§ Work to complete:
Leave out the pictures and transcribe the rest of the records exactly.

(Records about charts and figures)
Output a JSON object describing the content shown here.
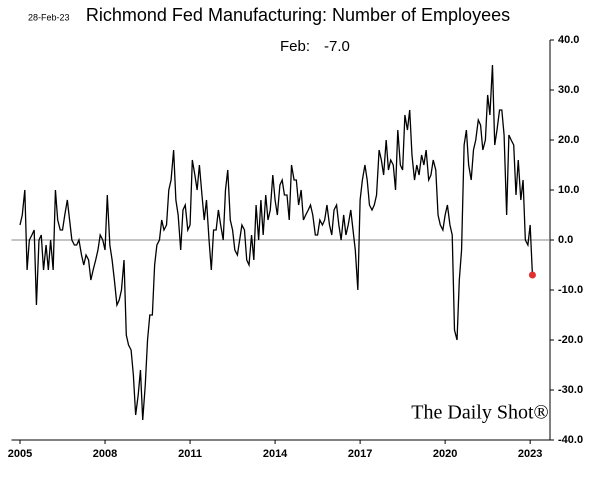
{
  "chart_data": {
    "type": "line",
    "title": "Richmond Fed Manufacturing: Number of Employees",
    "date_label": "28-Feb-23",
    "annotation": {
      "label": "Feb:",
      "value": "-7.0"
    },
    "watermark": "The Daily Shot®",
    "color": "#000000",
    "last_point_color": "#e03030",
    "x": [
      2005,
      2005.08,
      2005.17,
      2005.25,
      2005.33,
      2005.42,
      2005.5,
      2005.58,
      2005.67,
      2005.75,
      2005.83,
      2005.92,
      2006,
      2006.08,
      2006.17,
      2006.25,
      2006.33,
      2006.42,
      2006.5,
      2006.58,
      2006.67,
      2006.75,
      2006.83,
      2006.92,
      2007,
      2007.08,
      2007.17,
      2007.25,
      2007.33,
      2007.42,
      2007.5,
      2007.58,
      2007.67,
      2007.75,
      2007.83,
      2007.92,
      2008,
      2008.08,
      2008.17,
      2008.25,
      2008.33,
      2008.42,
      2008.5,
      2008.58,
      2008.67,
      2008.75,
      2008.83,
      2008.92,
      2009,
      2009.08,
      2009.17,
      2009.25,
      2009.33,
      2009.42,
      2009.5,
      2009.58,
      2009.67,
      2009.75,
      2009.83,
      2009.92,
      2010,
      2010.08,
      2010.17,
      2010.25,
      2010.33,
      2010.42,
      2010.5,
      2010.58,
      2010.67,
      2010.75,
      2010.83,
      2010.92,
      2011,
      2011.08,
      2011.17,
      2011.25,
      2011.33,
      2011.42,
      2011.5,
      2011.58,
      2011.67,
      2011.75,
      2011.83,
      2011.92,
      2012,
      2012.08,
      2012.17,
      2012.25,
      2012.33,
      2012.42,
      2012.5,
      2012.58,
      2012.67,
      2012.75,
      2012.83,
      2012.92,
      2013,
      2013.08,
      2013.17,
      2013.25,
      2013.33,
      2013.42,
      2013.5,
      2013.58,
      2013.67,
      2013.75,
      2013.83,
      2013.92,
      2014,
      2014.08,
      2014.17,
      2014.25,
      2014.33,
      2014.42,
      2014.5,
      2014.58,
      2014.67,
      2014.75,
      2014.83,
      2014.92,
      2015,
      2015.08,
      2015.17,
      2015.25,
      2015.33,
      2015.42,
      2015.5,
      2015.58,
      2015.67,
      2015.75,
      2015.83,
      2015.92,
      2016,
      2016.08,
      2016.17,
      2016.25,
      2016.33,
      2016.42,
      2016.5,
      2016.58,
      2016.67,
      2016.75,
      2016.83,
      2016.92,
      2017,
      2017.08,
      2017.17,
      2017.25,
      2017.33,
      2017.42,
      2017.5,
      2017.58,
      2017.67,
      2017.75,
      2017.83,
      2017.92,
      2018,
      2018.08,
      2018.17,
      2018.25,
      2018.33,
      2018.42,
      2018.5,
      2018.58,
      2018.67,
      2018.75,
      2018.83,
      2018.92,
      2019,
      2019.08,
      2019.17,
      2019.25,
      2019.33,
      2019.42,
      2019.5,
      2019.58,
      2019.67,
      2019.75,
      2019.83,
      2019.92,
      2020,
      2020.08,
      2020.17,
      2020.25,
      2020.33,
      2020.42,
      2020.5,
      2020.58,
      2020.67,
      2020.75,
      2020.83,
      2020.92,
      2021,
      2021.08,
      2021.17,
      2021.25,
      2021.33,
      2021.42,
      2021.5,
      2021.58,
      2021.67,
      2021.75,
      2021.83,
      2021.92,
      2022,
      2022.08,
      2022.17,
      2022.25,
      2022.33,
      2022.42,
      2022.5,
      2022.58,
      2022.67,
      2022.75,
      2022.83,
      2022.92,
      2023,
      2023.08
    ],
    "values": [
      3,
      5,
      10,
      -6,
      0,
      1,
      2,
      -13,
      0,
      1,
      -6,
      -1,
      -6,
      0,
      -6,
      10,
      4,
      2,
      2,
      5,
      8,
      4,
      0,
      -1,
      -1,
      0,
      -3,
      -5,
      -3,
      -4,
      -8,
      -6,
      -4,
      -2,
      1,
      0,
      -2,
      9,
      -1,
      -4,
      -8,
      -13,
      -12,
      -10,
      -4,
      -19,
      -21,
      -22,
      -27,
      -35,
      -31,
      -26,
      -36,
      -29,
      -20,
      -15,
      -15,
      -5,
      -1,
      0,
      4,
      2,
      3,
      10,
      12,
      18,
      8,
      5,
      -2,
      6,
      7,
      2,
      3,
      16,
      13,
      10,
      15,
      9,
      4,
      8,
      0,
      -6,
      2,
      2,
      6,
      3,
      0,
      10,
      14,
      4,
      2,
      -2,
      -3,
      0,
      3,
      2,
      -4,
      -5,
      1,
      -4,
      7,
      0,
      8,
      1,
      9,
      4,
      6,
      13,
      8,
      5,
      11,
      12,
      9,
      9,
      4,
      15,
      12,
      12,
      7,
      10,
      4,
      5,
      6,
      7,
      5,
      1,
      1,
      4,
      3,
      4,
      7,
      3,
      1,
      6,
      7,
      3,
      0,
      5,
      1,
      3,
      6,
      2,
      -2,
      -10,
      8,
      12,
      15,
      12,
      7,
      6,
      7,
      9,
      18,
      16,
      13,
      20,
      14,
      16,
      15,
      10,
      22,
      15,
      14,
      25,
      22,
      26,
      17,
      12,
      15,
      13,
      17,
      15,
      18,
      12,
      13,
      16,
      14,
      5,
      3,
      2,
      5,
      7,
      3,
      1,
      -18,
      -20,
      -8,
      -2,
      19,
      22,
      15,
      12,
      18,
      20,
      24,
      23,
      18,
      20,
      29,
      25,
      35,
      19,
      22,
      26,
      26,
      21,
      5,
      21,
      20,
      19,
      9,
      16,
      8,
      12,
      0,
      -1,
      3,
      -7
    ],
    "xlim": [
      2004.7,
      2023.7
    ],
    "xticks": [
      2005,
      2008,
      2011,
      2014,
      2017,
      2020,
      2023
    ],
    "ylim": [
      -40,
      40
    ],
    "yticks": [
      {
        "value": 40,
        "label": "40.0"
      },
      {
        "value": 30,
        "label": "30.0"
      },
      {
        "value": 20,
        "label": "20.0"
      },
      {
        "value": 10,
        "label": "10.0"
      },
      {
        "value": 0,
        "label": "0.0"
      },
      {
        "value": -10,
        "label": "-10.0"
      },
      {
        "value": -20,
        "label": "-20.0"
      },
      {
        "value": -30,
        "label": "-30.0"
      },
      {
        "value": -40,
        "label": "-40.0"
      }
    ],
    "zero_line": true
  }
}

§ Response to the exercise:
Output a JSON object describing the content shown here.
{
  "chart_data": {
    "type": "line",
    "title": "Richmond Fed Manufacturing: Number of Employees",
    "date_label": "28-Feb-23",
    "annotation": {
      "label": "Feb:",
      "value": "-7.0"
    },
    "watermark": "The Daily Shot®",
    "color": "#000000",
    "last_point_color": "#e03030",
    "x": [
      2005,
      2005.08,
      2005.17,
      2005.25,
      2005.33,
      2005.42,
      2005.5,
      2005.58,
      2005.67,
      2005.75,
      2005.83,
      2005.92,
      2006,
      2006.08,
      2006.17,
      2006.25,
      2006.33,
      2006.42,
      2006.5,
      2006.58,
      2006.67,
      2006.75,
      2006.83,
      2006.92,
      2007,
      2007.08,
      2007.17,
      2007.25,
      2007.33,
      2007.42,
      2007.5,
      2007.58,
      2007.67,
      2007.75,
      2007.83,
      2007.92,
      2008,
      2008.08,
      2008.17,
      2008.25,
      2008.33,
      2008.42,
      2008.5,
      2008.58,
      2008.67,
      2008.75,
      2008.83,
      2008.92,
      2009,
      2009.08,
      2009.17,
      2009.25,
      2009.33,
      2009.42,
      2009.5,
      2009.58,
      2009.67,
      2009.75,
      2009.83,
      2009.92,
      2010,
      2010.08,
      2010.17,
      2010.25,
      2010.33,
      2010.42,
      2010.5,
      2010.58,
      2010.67,
      2010.75,
      2010.83,
      2010.92,
      2011,
      2011.08,
      2011.17,
      2011.25,
      2011.33,
      2011.42,
      2011.5,
      2011.58,
      2011.67,
      2011.75,
      2011.83,
      2011.92,
      2012,
      2012.08,
      2012.17,
      2012.25,
      2012.33,
      2012.42,
      2012.5,
      2012.58,
      2012.67,
      2012.75,
      2012.83,
      2012.92,
      2013,
      2013.08,
      2013.17,
      2013.25,
      2013.33,
      2013.42,
      2013.5,
      2013.58,
      2013.67,
      2013.75,
      2013.83,
      2013.92,
      2014,
      2014.08,
      2014.17,
      2014.25,
      2014.33,
      2014.42,
      2014.5,
      2014.58,
      2014.67,
      2014.75,
      2014.83,
      2014.92,
      2015,
      2015.08,
      2015.17,
      2015.25,
      2015.33,
      2015.42,
      2015.5,
      2015.58,
      2015.67,
      2015.75,
      2015.83,
      2015.92,
      2016,
      2016.08,
      2016.17,
      2016.25,
      2016.33,
      2016.42,
      2016.5,
      2016.58,
      2016.67,
      2016.75,
      2016.83,
      2016.92,
      2017,
      2017.08,
      2017.17,
      2017.25,
      2017.33,
      2017.42,
      2017.5,
      2017.58,
      2017.67,
      2017.75,
      2017.83,
      2017.92,
      2018,
      2018.08,
      2018.17,
      2018.25,
      2018.33,
      2018.42,
      2018.5,
      2018.58,
      2018.67,
      2018.75,
      2018.83,
      2018.92,
      2019,
      2019.08,
      2019.17,
      2019.25,
      2019.33,
      2019.42,
      2019.5,
      2019.58,
      2019.67,
      2019.75,
      2019.83,
      2019.92,
      2020,
      2020.08,
      2020.17,
      2020.25,
      2020.33,
      2020.42,
      2020.5,
      2020.58,
      2020.67,
      2020.75,
      2020.83,
      2020.92,
      2021,
      2021.08,
      2021.17,
      2021.25,
      2021.33,
      2021.42,
      2021.5,
      2021.58,
      2021.67,
      2021.75,
      2021.83,
      2021.92,
      2022,
      2022.08,
      2022.17,
      2022.25,
      2022.33,
      2022.42,
      2022.5,
      2022.58,
      2022.67,
      2022.75,
      2022.83,
      2022.92,
      2023,
      2023.08
    ],
    "values": [
      3,
      5,
      10,
      -6,
      0,
      1,
      2,
      -13,
      0,
      1,
      -6,
      -1,
      -6,
      0,
      -6,
      10,
      4,
      2,
      2,
      5,
      8,
      4,
      0,
      -1,
      -1,
      0,
      -3,
      -5,
      -3,
      -4,
      -8,
      -6,
      -4,
      -2,
      1,
      0,
      -2,
      9,
      -1,
      -4,
      -8,
      -13,
      -12,
      -10,
      -4,
      -19,
      -21,
      -22,
      -27,
      -35,
      -31,
      -26,
      -36,
      -29,
      -20,
      -15,
      -15,
      -5,
      -1,
      0,
      4,
      2,
      3,
      10,
      12,
      18,
      8,
      5,
      -2,
      6,
      7,
      2,
      3,
      16,
      13,
      10,
      15,
      9,
      4,
      8,
      0,
      -6,
      2,
      2,
      6,
      3,
      0,
      10,
      14,
      4,
      2,
      -2,
      -3,
      0,
      3,
      2,
      -4,
      -5,
      1,
      -4,
      7,
      0,
      8,
      1,
      9,
      4,
      6,
      13,
      8,
      5,
      11,
      12,
      9,
      9,
      4,
      15,
      12,
      12,
      7,
      10,
      4,
      5,
      6,
      7,
      5,
      1,
      1,
      4,
      3,
      4,
      7,
      3,
      1,
      6,
      7,
      3,
      0,
      5,
      1,
      3,
      6,
      2,
      -2,
      -10,
      8,
      12,
      15,
      12,
      7,
      6,
      7,
      9,
      18,
      16,
      13,
      20,
      14,
      16,
      15,
      10,
      22,
      15,
      14,
      25,
      22,
      26,
      17,
      12,
      15,
      13,
      17,
      15,
      18,
      12,
      13,
      16,
      14,
      5,
      3,
      2,
      5,
      7,
      3,
      1,
      -18,
      -20,
      -8,
      -2,
      19,
      22,
      15,
      12,
      18,
      20,
      24,
      23,
      18,
      20,
      29,
      25,
      35,
      19,
      22,
      26,
      26,
      21,
      5,
      21,
      20,
      19,
      9,
      16,
      8,
      12,
      0,
      -1,
      3,
      -7
    ],
    "xlim": [
      2004.7,
      2023.7
    ],
    "xticks": [
      2005,
      2008,
      2011,
      2014,
      2017,
      2020,
      2023
    ],
    "ylim": [
      -40,
      40
    ],
    "yticks": [
      {
        "value": 40,
        "label": "40.0"
      },
      {
        "value": 30,
        "label": "30.0"
      },
      {
        "value": 20,
        "label": "20.0"
      },
      {
        "value": 10,
        "label": "10.0"
      },
      {
        "value": 0,
        "label": "0.0"
      },
      {
        "value": -10,
        "label": "-10.0"
      },
      {
        "value": -20,
        "label": "-20.0"
      },
      {
        "value": -30,
        "label": "-30.0"
      },
      {
        "value": -40,
        "label": "-40.0"
      }
    ],
    "zero_line": true
  }
}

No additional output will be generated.